Dataset rows:
══════════════════════════════

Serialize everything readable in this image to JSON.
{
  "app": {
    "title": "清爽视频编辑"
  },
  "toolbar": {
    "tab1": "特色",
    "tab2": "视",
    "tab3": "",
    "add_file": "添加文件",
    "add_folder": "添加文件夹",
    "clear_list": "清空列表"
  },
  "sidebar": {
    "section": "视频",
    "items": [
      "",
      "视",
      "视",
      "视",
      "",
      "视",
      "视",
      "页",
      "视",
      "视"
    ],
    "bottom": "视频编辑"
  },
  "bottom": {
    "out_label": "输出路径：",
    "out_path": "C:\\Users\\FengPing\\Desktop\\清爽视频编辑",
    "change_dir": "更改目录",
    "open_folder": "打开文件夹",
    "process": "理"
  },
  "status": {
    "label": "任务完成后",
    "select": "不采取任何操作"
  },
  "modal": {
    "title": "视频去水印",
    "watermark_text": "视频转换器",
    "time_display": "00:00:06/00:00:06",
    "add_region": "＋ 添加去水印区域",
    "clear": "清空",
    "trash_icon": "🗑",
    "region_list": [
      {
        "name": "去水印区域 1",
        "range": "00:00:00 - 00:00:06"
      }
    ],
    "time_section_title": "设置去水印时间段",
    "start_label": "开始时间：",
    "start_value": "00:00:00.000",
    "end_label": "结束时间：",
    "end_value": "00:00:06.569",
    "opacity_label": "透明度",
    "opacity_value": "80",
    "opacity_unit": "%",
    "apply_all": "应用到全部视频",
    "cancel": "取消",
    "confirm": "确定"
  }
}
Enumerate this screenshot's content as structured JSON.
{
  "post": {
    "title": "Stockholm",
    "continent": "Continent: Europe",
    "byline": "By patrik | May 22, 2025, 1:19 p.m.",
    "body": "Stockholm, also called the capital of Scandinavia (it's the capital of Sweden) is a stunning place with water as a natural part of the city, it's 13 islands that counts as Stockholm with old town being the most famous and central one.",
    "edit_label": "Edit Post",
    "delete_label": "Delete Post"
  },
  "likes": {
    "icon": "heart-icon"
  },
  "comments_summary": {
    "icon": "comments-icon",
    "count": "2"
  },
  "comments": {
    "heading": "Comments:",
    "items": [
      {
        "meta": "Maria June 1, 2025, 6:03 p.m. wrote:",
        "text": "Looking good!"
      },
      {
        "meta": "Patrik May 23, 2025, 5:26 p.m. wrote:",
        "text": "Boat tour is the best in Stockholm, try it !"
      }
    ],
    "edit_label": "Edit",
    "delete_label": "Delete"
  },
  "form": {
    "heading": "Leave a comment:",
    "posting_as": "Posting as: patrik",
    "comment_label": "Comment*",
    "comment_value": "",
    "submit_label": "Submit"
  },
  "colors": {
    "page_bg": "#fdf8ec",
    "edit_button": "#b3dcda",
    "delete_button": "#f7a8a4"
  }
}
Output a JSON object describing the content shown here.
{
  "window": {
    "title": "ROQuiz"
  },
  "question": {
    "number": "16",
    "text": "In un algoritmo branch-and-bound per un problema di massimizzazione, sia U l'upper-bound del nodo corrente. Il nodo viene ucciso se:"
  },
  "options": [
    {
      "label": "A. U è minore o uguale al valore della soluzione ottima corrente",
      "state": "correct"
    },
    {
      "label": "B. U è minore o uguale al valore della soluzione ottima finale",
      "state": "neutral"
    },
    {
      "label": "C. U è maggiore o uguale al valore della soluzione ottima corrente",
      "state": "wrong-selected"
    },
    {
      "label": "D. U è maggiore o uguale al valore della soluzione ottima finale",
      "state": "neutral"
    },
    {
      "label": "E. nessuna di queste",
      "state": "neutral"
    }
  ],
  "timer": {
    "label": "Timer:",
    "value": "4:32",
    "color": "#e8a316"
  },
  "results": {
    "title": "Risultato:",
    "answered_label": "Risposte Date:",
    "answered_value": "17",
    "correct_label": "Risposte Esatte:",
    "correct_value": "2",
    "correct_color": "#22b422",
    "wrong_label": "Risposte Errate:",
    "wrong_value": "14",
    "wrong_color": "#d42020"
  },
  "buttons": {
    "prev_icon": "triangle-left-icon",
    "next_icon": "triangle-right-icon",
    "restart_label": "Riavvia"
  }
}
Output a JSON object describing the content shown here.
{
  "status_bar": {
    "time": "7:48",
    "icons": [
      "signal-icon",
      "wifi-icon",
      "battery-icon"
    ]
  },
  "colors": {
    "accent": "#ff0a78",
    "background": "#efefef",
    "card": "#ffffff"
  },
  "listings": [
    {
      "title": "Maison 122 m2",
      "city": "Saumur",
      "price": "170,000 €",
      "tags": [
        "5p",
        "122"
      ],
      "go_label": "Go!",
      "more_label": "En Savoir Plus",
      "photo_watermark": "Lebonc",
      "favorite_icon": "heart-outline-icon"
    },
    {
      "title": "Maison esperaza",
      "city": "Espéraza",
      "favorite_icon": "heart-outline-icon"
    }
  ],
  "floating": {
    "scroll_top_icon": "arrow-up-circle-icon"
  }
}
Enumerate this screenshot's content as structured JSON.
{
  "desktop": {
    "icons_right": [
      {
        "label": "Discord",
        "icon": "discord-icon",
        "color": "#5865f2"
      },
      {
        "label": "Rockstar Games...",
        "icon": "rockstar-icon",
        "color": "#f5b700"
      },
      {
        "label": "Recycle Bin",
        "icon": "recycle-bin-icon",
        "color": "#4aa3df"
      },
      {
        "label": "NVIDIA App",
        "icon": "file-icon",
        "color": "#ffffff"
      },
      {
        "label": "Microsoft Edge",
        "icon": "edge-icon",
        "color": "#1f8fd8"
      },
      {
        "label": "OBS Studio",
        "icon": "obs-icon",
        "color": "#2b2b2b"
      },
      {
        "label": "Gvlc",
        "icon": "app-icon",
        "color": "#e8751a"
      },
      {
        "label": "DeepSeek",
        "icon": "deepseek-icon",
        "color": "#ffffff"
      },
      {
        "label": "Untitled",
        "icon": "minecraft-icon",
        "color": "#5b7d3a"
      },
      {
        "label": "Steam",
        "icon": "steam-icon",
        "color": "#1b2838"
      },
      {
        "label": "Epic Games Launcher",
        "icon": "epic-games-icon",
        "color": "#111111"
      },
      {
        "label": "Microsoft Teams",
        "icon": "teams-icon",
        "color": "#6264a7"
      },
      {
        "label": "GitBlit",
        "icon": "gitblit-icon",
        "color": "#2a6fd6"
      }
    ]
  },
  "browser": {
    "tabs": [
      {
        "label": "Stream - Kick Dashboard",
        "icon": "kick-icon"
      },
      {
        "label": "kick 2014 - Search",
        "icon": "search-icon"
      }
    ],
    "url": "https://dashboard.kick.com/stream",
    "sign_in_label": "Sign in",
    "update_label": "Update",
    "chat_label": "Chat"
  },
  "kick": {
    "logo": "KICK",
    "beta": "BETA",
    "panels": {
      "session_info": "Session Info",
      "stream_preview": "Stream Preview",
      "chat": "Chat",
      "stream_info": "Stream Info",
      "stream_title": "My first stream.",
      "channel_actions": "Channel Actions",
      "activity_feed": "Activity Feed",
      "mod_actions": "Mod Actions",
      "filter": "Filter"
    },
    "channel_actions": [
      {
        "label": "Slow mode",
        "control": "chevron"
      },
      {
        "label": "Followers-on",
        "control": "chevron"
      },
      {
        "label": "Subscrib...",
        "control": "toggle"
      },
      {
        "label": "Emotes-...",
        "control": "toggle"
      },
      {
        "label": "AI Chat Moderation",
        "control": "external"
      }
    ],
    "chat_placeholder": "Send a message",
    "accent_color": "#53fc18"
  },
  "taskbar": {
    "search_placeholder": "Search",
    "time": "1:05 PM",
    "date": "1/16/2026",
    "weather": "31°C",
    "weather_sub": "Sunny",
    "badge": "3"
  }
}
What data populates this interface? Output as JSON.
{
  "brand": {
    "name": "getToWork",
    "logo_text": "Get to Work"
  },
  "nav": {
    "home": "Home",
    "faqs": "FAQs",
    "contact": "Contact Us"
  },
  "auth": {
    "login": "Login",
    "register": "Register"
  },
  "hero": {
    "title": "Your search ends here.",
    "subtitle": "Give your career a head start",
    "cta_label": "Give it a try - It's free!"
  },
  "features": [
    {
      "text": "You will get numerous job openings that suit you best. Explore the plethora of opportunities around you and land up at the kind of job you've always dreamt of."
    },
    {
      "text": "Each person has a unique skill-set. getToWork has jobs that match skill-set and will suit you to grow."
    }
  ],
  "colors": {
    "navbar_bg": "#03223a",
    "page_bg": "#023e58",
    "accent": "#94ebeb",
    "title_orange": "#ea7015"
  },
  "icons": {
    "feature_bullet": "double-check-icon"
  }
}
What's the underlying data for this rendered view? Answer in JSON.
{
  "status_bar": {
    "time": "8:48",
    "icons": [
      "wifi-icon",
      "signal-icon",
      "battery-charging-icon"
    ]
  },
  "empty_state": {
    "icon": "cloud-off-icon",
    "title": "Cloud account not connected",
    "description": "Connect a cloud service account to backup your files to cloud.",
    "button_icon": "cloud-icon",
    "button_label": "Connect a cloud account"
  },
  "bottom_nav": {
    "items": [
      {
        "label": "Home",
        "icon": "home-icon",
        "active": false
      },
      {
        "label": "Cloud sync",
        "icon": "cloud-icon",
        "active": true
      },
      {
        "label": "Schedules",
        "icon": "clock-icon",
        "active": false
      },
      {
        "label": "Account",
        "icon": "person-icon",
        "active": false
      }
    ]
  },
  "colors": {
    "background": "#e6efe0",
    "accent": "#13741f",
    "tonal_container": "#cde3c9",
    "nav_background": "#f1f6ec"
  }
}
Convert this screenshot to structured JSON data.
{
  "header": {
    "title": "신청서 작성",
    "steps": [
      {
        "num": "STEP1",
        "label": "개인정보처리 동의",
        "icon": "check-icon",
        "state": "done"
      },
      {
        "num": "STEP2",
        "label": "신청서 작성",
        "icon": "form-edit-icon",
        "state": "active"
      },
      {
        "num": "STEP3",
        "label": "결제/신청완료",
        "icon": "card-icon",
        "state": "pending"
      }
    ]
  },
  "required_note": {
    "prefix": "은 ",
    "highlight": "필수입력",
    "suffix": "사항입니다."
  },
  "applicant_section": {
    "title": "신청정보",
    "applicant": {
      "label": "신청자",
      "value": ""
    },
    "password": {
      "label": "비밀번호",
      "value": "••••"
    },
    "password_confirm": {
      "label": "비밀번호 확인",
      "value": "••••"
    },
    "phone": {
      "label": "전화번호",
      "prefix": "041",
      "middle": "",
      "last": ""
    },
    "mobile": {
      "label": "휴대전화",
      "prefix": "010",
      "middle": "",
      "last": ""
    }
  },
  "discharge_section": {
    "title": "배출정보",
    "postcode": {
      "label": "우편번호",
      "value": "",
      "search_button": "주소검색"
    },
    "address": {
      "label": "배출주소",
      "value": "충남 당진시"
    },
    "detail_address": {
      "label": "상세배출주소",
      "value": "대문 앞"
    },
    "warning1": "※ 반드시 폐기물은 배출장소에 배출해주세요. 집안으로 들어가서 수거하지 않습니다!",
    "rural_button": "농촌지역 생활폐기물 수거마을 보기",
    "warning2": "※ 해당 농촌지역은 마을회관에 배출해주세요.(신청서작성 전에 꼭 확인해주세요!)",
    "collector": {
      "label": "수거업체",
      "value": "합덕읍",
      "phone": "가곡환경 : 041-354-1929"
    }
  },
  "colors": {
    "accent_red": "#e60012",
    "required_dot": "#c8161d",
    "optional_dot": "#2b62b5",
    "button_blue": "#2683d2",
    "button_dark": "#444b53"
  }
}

══════════════════════════════

◆ EXERCISE PROMPT ◆
Select every line where the word "soluzione" occurs.

◆ FULL RESPONSE ◆
      "label": "A. U è minore o uguale al valore della soluzione ottima corrente",
      "label": "B. U è minore o uguale al valore della soluzione ottima finale",
      "label": "C. U è maggiore o uguale al valore della soluzione ottima corrente",
      "label": "D. U è maggiore o uguale al valore della soluzione ottima finale",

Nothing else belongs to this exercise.